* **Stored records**
· · · · · · ·

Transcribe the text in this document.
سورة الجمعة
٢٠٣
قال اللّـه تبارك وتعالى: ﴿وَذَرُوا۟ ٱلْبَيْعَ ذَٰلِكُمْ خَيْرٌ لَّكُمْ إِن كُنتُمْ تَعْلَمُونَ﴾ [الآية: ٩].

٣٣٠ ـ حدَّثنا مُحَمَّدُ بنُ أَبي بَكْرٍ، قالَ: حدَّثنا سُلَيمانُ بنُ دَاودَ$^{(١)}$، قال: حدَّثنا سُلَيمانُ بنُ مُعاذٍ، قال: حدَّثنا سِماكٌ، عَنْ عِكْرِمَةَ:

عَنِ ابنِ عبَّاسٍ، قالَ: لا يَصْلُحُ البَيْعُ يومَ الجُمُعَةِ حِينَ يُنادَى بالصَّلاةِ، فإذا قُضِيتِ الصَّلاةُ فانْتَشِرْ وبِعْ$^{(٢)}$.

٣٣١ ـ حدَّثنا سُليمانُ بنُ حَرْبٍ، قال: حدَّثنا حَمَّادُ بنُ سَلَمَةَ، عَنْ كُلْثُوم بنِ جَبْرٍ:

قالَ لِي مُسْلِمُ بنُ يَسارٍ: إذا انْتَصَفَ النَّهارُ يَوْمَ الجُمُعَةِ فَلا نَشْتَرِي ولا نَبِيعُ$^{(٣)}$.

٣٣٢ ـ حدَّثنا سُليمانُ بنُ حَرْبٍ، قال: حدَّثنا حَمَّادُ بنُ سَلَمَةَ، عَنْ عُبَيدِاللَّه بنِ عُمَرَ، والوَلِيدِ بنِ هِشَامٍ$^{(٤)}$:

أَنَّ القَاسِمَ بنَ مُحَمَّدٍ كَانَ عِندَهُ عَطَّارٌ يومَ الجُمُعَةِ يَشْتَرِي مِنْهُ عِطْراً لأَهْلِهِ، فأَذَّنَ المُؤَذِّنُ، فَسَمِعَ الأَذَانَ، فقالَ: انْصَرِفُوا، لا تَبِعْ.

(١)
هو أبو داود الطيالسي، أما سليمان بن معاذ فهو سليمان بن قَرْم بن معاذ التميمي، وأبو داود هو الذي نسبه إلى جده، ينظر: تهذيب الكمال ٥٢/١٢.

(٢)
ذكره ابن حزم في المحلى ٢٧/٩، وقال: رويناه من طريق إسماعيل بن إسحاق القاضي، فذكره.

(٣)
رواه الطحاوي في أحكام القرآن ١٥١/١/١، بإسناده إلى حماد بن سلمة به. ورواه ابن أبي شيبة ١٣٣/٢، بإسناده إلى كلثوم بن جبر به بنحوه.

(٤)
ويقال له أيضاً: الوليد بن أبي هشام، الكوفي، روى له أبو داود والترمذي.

· · · · · · ·

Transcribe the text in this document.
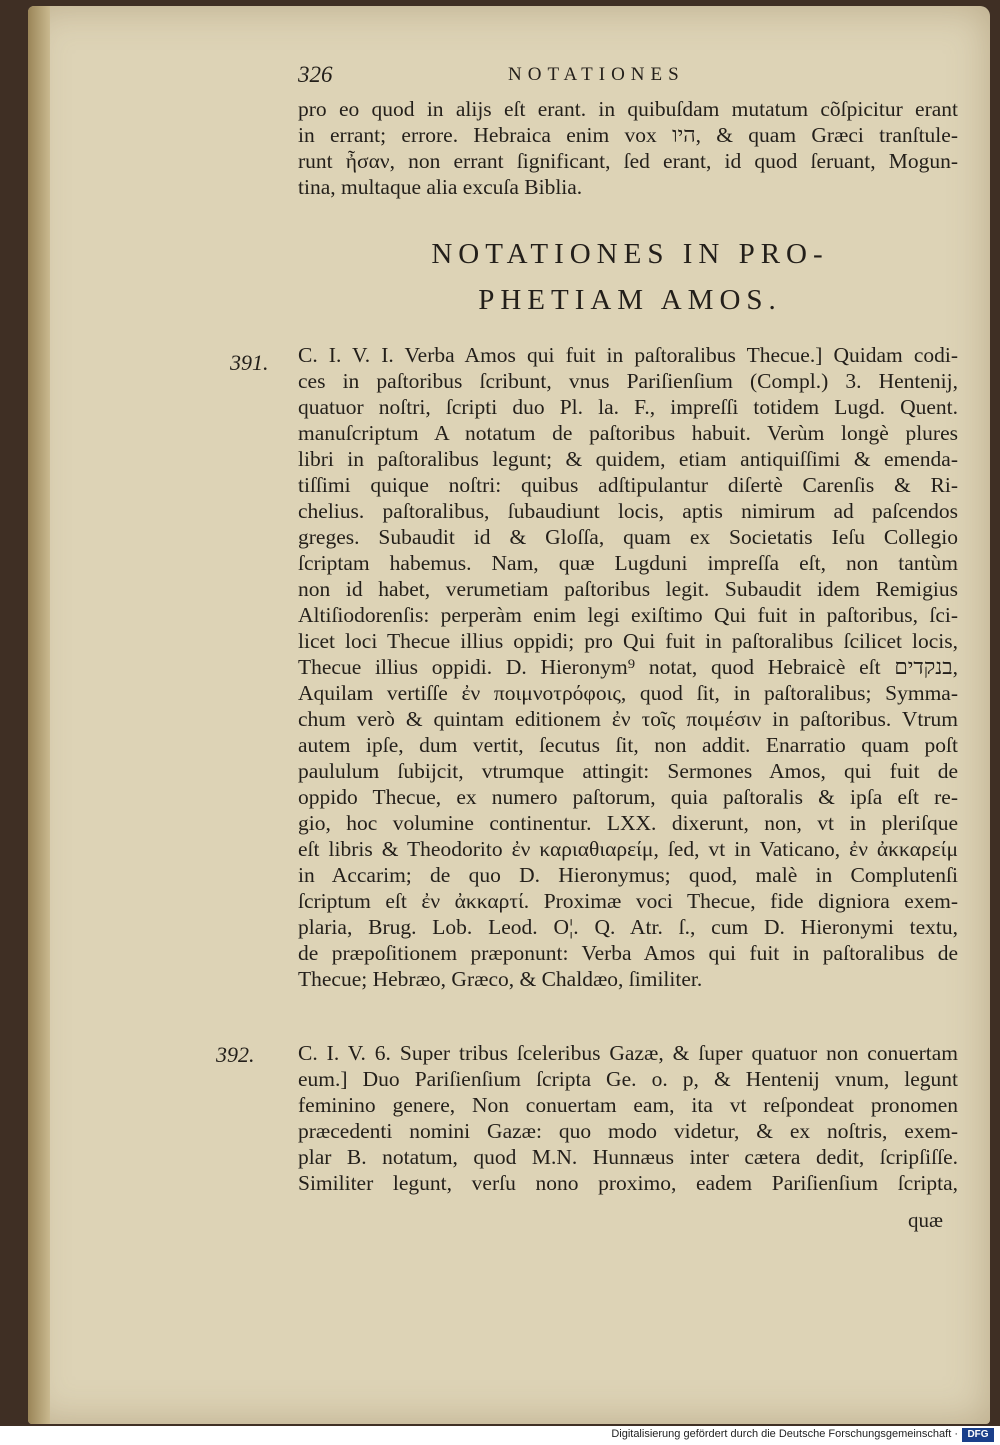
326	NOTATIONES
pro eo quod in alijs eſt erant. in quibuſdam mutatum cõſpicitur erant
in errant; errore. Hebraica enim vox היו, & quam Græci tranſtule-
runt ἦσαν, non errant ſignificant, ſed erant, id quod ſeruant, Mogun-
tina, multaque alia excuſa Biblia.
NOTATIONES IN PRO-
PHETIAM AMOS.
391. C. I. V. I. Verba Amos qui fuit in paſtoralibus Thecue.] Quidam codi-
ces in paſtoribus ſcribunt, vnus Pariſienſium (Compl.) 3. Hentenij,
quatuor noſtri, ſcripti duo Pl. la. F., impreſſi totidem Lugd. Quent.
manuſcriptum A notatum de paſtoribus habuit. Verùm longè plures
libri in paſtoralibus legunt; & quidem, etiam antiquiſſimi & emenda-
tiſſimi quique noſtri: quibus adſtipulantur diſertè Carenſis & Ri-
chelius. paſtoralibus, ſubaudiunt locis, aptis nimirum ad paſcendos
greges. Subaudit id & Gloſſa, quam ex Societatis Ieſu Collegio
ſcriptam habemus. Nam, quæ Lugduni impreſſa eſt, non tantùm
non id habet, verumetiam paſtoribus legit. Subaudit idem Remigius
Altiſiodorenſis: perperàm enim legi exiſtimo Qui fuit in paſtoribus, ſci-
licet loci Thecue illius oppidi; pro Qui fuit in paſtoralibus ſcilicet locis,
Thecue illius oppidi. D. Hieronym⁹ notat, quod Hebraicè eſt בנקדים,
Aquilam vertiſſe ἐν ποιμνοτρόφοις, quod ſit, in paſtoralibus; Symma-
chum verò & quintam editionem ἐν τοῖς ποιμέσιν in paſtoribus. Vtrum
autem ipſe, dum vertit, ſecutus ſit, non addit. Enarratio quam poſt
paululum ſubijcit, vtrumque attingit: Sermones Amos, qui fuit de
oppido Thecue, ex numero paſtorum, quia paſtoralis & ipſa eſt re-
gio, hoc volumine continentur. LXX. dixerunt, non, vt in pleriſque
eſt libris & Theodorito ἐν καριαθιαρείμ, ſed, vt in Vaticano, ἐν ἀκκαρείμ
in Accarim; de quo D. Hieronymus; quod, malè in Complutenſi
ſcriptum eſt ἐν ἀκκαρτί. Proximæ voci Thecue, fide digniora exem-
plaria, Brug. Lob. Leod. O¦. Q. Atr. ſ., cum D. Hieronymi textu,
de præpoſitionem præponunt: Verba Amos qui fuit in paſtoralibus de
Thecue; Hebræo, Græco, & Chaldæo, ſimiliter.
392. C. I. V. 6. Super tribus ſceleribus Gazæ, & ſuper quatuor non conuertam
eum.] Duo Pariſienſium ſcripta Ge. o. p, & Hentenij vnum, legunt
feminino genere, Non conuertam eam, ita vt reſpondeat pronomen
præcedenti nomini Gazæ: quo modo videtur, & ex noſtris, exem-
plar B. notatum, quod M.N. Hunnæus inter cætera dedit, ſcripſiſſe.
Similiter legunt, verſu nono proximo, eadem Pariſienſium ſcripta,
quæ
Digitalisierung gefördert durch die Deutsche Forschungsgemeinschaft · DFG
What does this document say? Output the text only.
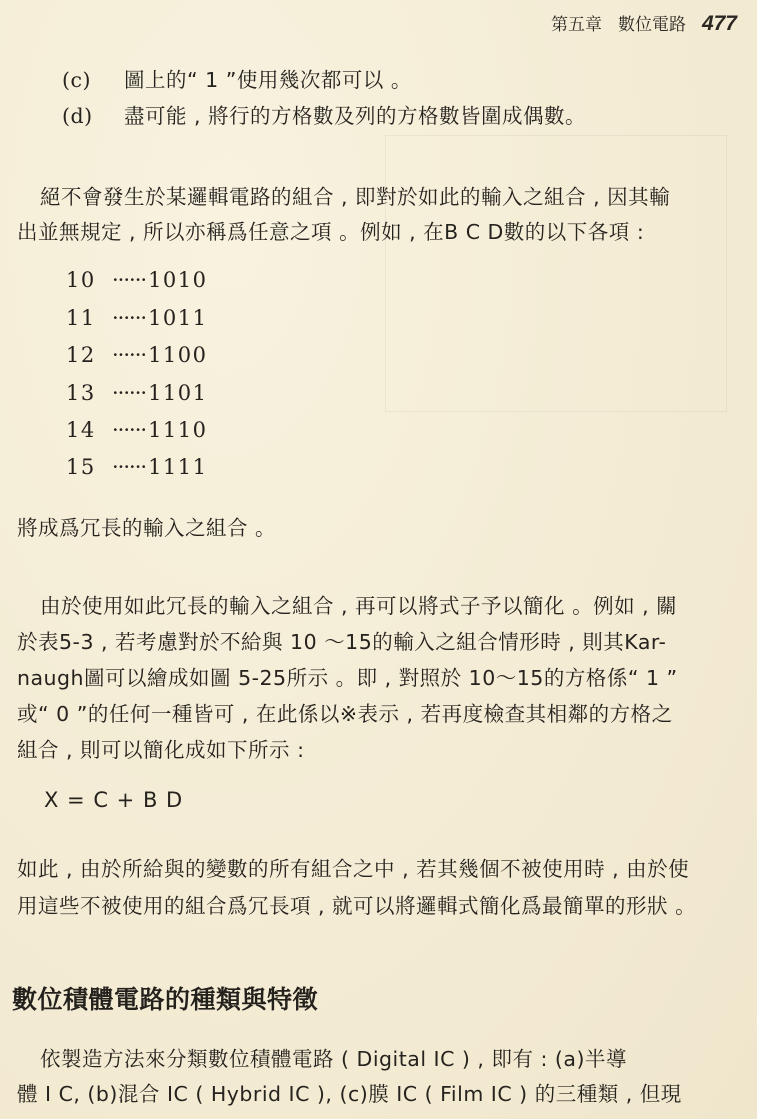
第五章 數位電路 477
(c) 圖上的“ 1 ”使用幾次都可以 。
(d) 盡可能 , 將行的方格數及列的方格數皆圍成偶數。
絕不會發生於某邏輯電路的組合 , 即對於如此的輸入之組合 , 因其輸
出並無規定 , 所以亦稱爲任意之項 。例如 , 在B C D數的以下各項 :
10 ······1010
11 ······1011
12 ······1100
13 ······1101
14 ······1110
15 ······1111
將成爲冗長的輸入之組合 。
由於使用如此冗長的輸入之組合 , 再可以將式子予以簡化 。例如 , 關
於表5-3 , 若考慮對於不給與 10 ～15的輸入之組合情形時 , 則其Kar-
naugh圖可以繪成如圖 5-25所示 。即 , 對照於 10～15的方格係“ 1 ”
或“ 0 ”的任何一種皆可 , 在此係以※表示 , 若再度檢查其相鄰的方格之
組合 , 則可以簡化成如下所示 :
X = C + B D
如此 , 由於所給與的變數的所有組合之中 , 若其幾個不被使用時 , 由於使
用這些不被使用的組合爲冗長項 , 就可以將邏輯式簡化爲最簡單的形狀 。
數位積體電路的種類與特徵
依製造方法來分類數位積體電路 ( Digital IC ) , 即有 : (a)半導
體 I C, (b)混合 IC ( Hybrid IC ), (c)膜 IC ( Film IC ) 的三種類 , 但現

· · · · · · ·

* **What to do**
Check each line of the data above for the string "Subaudit" and report only how many lines have it.

* **Written answer**
2